Dataset items:
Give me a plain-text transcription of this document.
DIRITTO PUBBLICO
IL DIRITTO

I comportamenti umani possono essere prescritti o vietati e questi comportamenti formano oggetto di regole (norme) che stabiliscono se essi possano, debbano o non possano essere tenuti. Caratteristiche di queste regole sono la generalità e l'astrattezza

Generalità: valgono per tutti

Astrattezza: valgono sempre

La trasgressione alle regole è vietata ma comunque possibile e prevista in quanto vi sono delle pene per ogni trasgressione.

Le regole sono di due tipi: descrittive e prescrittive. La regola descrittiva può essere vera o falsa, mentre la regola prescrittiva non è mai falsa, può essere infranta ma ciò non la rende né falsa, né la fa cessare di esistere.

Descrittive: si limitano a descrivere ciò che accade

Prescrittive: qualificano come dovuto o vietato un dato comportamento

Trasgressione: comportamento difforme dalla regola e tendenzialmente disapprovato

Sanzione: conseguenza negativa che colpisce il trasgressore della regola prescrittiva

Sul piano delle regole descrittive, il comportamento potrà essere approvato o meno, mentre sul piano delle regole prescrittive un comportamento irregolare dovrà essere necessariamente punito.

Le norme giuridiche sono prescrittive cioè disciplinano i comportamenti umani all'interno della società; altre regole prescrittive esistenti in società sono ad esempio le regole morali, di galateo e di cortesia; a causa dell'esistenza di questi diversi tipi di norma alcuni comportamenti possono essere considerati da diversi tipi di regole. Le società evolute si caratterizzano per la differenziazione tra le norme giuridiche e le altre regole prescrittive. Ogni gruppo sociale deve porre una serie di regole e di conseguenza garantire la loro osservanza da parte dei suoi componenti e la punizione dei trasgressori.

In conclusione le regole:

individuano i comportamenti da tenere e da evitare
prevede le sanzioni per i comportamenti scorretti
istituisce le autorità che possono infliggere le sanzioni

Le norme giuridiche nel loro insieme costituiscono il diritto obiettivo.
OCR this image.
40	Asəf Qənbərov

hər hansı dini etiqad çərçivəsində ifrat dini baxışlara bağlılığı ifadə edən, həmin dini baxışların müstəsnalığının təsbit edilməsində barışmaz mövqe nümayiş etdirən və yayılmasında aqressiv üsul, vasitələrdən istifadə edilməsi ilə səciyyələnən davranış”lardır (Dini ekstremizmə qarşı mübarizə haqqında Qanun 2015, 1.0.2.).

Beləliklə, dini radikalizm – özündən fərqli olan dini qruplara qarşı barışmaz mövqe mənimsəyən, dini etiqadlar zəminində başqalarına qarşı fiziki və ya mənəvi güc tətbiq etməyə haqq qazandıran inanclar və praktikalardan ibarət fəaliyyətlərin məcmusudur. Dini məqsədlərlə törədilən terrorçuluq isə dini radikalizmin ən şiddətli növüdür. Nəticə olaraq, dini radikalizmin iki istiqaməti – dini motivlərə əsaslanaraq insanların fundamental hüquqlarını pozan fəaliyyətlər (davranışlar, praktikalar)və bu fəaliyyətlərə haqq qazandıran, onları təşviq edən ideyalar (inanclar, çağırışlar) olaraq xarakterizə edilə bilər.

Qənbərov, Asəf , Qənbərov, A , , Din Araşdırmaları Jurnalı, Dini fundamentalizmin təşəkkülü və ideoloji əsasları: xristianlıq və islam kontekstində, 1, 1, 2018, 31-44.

__YOUR INSTRUCTIONS__: Select and copy every line from the records that includes the word "conseguenza".

__REPLY TO THE EXERCISE__:
Sanzione: conseguenza negativa che colpisce il trasgressore della regola prescrittiva
Le norme giuridiche sono prescrittive cioè disciplinano i comportamenti umani all'interno della società; altre regole prescrittive esistenti in società sono ad esempio le regole morali, di galateo e di cortesia; a causa dell'esistenza di questi diversi tipi di norma alcuni comportamenti possono essere considerati da diversi tipi di regole. Le società evolute si caratterizzano per la differenziazione tra le norme giuridiche e le altre regole prescrittive. Ogni gruppo sociale deve porre una serie di regole e di conseguenza garantire la loro osservanza da parte dei suoi componenti e la punizione dei trasgressori.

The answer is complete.